Record excerpts:
┄┄┄┄┄┄
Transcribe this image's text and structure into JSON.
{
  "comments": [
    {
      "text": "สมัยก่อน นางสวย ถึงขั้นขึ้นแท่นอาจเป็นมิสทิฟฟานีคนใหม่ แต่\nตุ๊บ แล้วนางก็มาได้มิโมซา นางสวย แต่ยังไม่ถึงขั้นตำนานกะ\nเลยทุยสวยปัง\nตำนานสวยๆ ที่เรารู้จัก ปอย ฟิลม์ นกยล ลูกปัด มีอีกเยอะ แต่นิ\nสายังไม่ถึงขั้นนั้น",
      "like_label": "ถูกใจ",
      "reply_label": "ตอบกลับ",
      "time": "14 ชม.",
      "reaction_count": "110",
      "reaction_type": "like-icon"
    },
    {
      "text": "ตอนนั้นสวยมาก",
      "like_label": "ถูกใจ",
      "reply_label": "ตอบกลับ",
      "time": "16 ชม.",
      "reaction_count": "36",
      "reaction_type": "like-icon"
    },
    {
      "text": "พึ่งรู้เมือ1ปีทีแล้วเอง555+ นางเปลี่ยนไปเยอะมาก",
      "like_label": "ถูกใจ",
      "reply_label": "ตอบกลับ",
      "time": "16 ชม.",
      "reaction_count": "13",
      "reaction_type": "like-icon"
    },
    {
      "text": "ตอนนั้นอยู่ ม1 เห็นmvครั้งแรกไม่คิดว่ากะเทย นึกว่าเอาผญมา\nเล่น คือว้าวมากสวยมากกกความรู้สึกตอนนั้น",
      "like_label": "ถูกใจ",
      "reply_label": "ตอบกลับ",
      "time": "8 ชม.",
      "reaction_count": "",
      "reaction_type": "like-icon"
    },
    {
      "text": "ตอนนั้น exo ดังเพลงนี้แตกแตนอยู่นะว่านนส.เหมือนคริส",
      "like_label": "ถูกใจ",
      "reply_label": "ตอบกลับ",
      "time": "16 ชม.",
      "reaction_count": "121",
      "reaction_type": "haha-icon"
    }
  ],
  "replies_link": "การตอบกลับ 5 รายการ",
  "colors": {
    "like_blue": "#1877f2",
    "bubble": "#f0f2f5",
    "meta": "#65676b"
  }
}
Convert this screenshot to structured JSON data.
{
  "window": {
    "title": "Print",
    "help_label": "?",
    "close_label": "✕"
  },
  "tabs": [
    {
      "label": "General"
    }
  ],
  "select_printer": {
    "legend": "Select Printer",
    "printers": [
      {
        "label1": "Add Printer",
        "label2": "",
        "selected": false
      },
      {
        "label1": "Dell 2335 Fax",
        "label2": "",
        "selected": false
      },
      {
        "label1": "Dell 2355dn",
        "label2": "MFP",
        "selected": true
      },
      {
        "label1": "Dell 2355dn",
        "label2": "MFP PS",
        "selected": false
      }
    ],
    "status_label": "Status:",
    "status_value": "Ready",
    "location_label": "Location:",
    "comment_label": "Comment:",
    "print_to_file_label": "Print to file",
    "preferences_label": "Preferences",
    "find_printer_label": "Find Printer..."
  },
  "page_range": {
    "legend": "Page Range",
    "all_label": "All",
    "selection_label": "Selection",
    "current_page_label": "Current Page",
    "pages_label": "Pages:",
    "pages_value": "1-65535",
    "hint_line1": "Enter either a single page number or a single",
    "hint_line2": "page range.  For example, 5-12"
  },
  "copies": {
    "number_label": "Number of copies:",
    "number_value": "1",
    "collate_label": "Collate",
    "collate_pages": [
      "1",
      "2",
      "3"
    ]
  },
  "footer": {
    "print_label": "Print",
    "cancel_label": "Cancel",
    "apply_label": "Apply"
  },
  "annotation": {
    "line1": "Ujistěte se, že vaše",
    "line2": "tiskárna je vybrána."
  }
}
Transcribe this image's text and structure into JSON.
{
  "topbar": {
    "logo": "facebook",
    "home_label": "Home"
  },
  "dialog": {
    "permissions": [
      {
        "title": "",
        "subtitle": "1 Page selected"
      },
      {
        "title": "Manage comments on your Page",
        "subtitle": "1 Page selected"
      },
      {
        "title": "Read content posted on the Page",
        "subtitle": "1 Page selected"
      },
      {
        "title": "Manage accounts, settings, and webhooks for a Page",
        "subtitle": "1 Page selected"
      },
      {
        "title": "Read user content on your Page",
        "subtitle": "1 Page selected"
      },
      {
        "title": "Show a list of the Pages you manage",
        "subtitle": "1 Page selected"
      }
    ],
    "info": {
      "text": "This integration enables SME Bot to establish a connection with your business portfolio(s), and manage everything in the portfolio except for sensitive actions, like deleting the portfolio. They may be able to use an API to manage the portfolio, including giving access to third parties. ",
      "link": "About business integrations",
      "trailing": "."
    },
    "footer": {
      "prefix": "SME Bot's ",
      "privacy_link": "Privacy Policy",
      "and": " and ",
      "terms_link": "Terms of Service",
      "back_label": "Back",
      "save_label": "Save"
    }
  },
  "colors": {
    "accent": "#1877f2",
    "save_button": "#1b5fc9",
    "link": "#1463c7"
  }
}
┄┄┄┄┄┄
Exercise task: Take the entries above and transcribe them exactly.

Correct answer:
Transcribe this image's text and structure into JSON.
{
  "comments": [
    {
      "text": "สมัยก่อน นางสวย ถึงขั้นขึ้นแท่นอาจเป็นมิสทิฟฟานีคนใหม่ แต่\nตุ๊บ แล้วนางก็มาได้มิโมซา นางสวย แต่ยังไม่ถึงขั้นตำนานกะ\nเลยทุยสวยปัง\nตำนานสวยๆ ที่เรารู้จัก ปอย ฟิลม์ นกยล ลูกปัด มีอีกเยอะ แต่นิ\nสายังไม่ถึงขั้นนั้น",
      "like_label": "ถูกใจ",
      "reply_label": "ตอบกลับ",
      "time": "14 ชม.",
      "reaction_count": "110",
      "reaction_type": "like-icon"
    },
    {
      "text": "ตอนนั้นสวยมาก",
      "like_label": "ถูกใจ",
      "reply_label": "ตอบกลับ",
      "time": "16 ชม.",
      "reaction_count": "36",
      "reaction_type": "like-icon"
    },
    {
      "text": "พึ่งรู้เมือ1ปีทีแล้วเอง555+ นางเปลี่ยนไปเยอะมาก",
      "like_label": "ถูกใจ",
      "reply_label": "ตอบกลับ",
      "time": "16 ชม.",
      "reaction_count": "13",
      "reaction_type": "like-icon"
    },
    {
      "text": "ตอนนั้นอยู่ ม1 เห็นmvครั้งแรกไม่คิดว่ากะเทย นึกว่าเอาผญมา\nเล่น คือว้าวมากสวยมากกกความรู้สึกตอนนั้น",
      "like_label": "ถูกใจ",
      "reply_label": "ตอบกลับ",
      "time": "8 ชม.",
      "reaction_count": "",
      "reaction_type": "like-icon"
    },
    {
      "text": "ตอนนั้น exo ดังเพลงนี้แตกแตนอยู่นะว่านนส.เหมือนคริส",
      "like_label": "ถูกใจ",
      "reply_label": "ตอบกลับ",
      "time": "16 ชม.",
      "reaction_count": "121",
      "reaction_type": "haha-icon"
    }
  ],
  "replies_link": "การตอบกลับ 5 รายการ",
  "colors": {
    "like_blue": "#1877f2",
    "bubble": "#f0f2f5",
    "meta": "#65676b"
  }
}
Convert this screenshot to structured JSON data.
{
  "window": {
    "title": "Print",
    "help_label": "?",
    "close_label": "✕"
  },
  "tabs": [
    {
      "label": "General"
    }
  ],
  "select_printer": {
    "legend": "Select Printer",
    "printers": [
      {
        "label1": "Add Printer",
        "label2": "",
        "selected": false
      },
      {
        "label1": "Dell 2335 Fax",
        "label2": "",
        "selected": false
      },
      {
        "label1": "Dell 2355dn",
        "label2": "MFP",
        "selected": true
      },
      {
        "label1": "Dell 2355dn",
        "label2": "MFP PS",
        "selected": false
      }
    ],
    "status_label": "Status:",
    "status_value": "Ready",
    "location_label": "Location:",
    "comment_label": "Comment:",
    "print_to_file_label": "Print to file",
    "preferences_label": "Preferences",
    "find_printer_label": "Find Printer..."
  },
  "page_range": {
    "legend": "Page Range",
    "all_label": "All",
    "selection_label": "Selection",
    "current_page_label": "Current Page",
    "pages_label": "Pages:",
    "pages_value": "1-65535",
    "hint_line1": "Enter either a single page number or a single",
    "hint_line2": "page range.  For example, 5-12"
  },
  "copies": {
    "number_label": "Number of copies:",
    "number_value": "1",
    "collate_label": "Collate",
    "collate_pages": [
      "1",
      "2",
      "3"
    ]
  },
  "footer": {
    "print_label": "Print",
    "cancel_label": "Cancel",
    "apply_label": "Apply"
  },
  "annotation": {
    "line1": "Ujistěte se, že vaše",
    "line2": "tiskárna je vybrána."
  }
}
Transcribe this image's text and structure into JSON.
{
  "topbar": {
    "logo": "facebook",
    "home_label": "Home"
  },
  "dialog": {
    "permissions": [
      {
        "title": "",
        "subtitle": "1 Page selected"
      },
      {
        "title": "Manage comments on your Page",
        "subtitle": "1 Page selected"
      },
      {
        "title": "Read content posted on the Page",
        "subtitle": "1 Page selected"
      },
      {
        "title": "Manage accounts, settings, and webhooks for a Page",
        "subtitle": "1 Page selected"
      },
      {
        "title": "Read user content on your Page",
        "subtitle": "1 Page selected"
      },
      {
        "title": "Show a list of the Pages you manage",
        "subtitle": "1 Page selected"
      }
    ],
    "info": {
      "text": "This integration enables SME Bot to establish a connection with your business portfolio(s), and manage everything in the portfolio except for sensitive actions, like deleting the portfolio. They may be able to use an API to manage the portfolio, including giving access to third parties. ",
      "link": "About business integrations",
      "trailing": "."
    },
    "footer": {
      "prefix": "SME Bot's ",
      "privacy_link": "Privacy Policy",
      "and": " and ",
      "terms_link": "Terms of Service",
      "back_label": "Back",
      "save_label": "Save"
    }
  },
  "colors": {
    "accent": "#1877f2",
    "save_button": "#1b5fc9",
    "link": "#1463c7"
  }
}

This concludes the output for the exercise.